The task
Reproduce the data exactly.

Dataset entries
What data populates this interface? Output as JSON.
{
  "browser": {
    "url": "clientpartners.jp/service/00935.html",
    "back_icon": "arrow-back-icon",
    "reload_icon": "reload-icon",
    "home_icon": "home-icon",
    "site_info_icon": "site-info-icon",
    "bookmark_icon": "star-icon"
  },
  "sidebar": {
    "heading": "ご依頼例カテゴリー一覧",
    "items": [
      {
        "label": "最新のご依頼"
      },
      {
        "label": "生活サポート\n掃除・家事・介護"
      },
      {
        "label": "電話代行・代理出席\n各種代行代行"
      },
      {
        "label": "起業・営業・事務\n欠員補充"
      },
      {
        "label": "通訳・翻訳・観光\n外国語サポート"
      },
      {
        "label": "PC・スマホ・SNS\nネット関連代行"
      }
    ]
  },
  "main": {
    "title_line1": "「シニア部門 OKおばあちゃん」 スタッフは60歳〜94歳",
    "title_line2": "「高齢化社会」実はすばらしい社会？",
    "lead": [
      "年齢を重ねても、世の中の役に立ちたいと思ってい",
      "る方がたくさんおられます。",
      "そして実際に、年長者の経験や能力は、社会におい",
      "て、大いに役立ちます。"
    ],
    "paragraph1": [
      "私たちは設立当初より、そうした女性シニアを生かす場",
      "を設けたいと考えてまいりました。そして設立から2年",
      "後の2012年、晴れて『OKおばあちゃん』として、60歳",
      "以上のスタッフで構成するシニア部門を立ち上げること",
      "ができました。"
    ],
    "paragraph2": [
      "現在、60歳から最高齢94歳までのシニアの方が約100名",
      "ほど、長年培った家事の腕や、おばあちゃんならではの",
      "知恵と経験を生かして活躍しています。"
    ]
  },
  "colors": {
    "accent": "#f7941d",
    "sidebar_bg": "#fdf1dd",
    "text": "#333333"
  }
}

Correct answer
What data populates this interface? Output as JSON.
{
  "browser": {
    "url": "clientpartners.jp/service/00935.html",
    "back_icon": "arrow-back-icon",
    "reload_icon": "reload-icon",
    "home_icon": "home-icon",
    "site_info_icon": "site-info-icon",
    "bookmark_icon": "star-icon"
  },
  "sidebar": {
    "heading": "ご依頼例カテゴリー一覧",
    "items": [
      {
        "label": "最新のご依頼"
      },
      {
        "label": "生活サポート\n掃除・家事・介護"
      },
      {
        "label": "電話代行・代理出席\n各種代行代行"
      },
      {
        "label": "起業・営業・事務\n欠員補充"
      },
      {
        "label": "通訳・翻訳・観光\n外国語サポート"
      },
      {
        "label": "PC・スマホ・SNS\nネット関連代行"
      }
    ]
  },
  "main": {
    "title_line1": "「シニア部門 OKおばあちゃん」 スタッフは60歳〜94歳",
    "title_line2": "「高齢化社会」実はすばらしい社会？",
    "lead": [
      "年齢を重ねても、世の中の役に立ちたいと思ってい",
      "る方がたくさんおられます。",
      "そして実際に、年長者の経験や能力は、社会におい",
      "て、大いに役立ちます。"
    ],
    "paragraph1": [
      "私たちは設立当初より、そうした女性シニアを生かす場",
      "を設けたいと考えてまいりました。そして設立から2年",
      "後の2012年、晴れて『OKおばあちゃん』として、60歳",
      "以上のスタッフで構成するシニア部門を立ち上げること",
      "ができました。"
    ],
    "paragraph2": [
      "現在、60歳から最高齢94歳までのシニアの方が約100名",
      "ほど、長年培った家事の腕や、おばあちゃんならではの",
      "知恵と経験を生かして活躍しています。"
    ]
  },
  "colors": {
    "accent": "#f7941d",
    "sidebar_bg": "#fdf1dd",
    "text": "#333333"
  }
}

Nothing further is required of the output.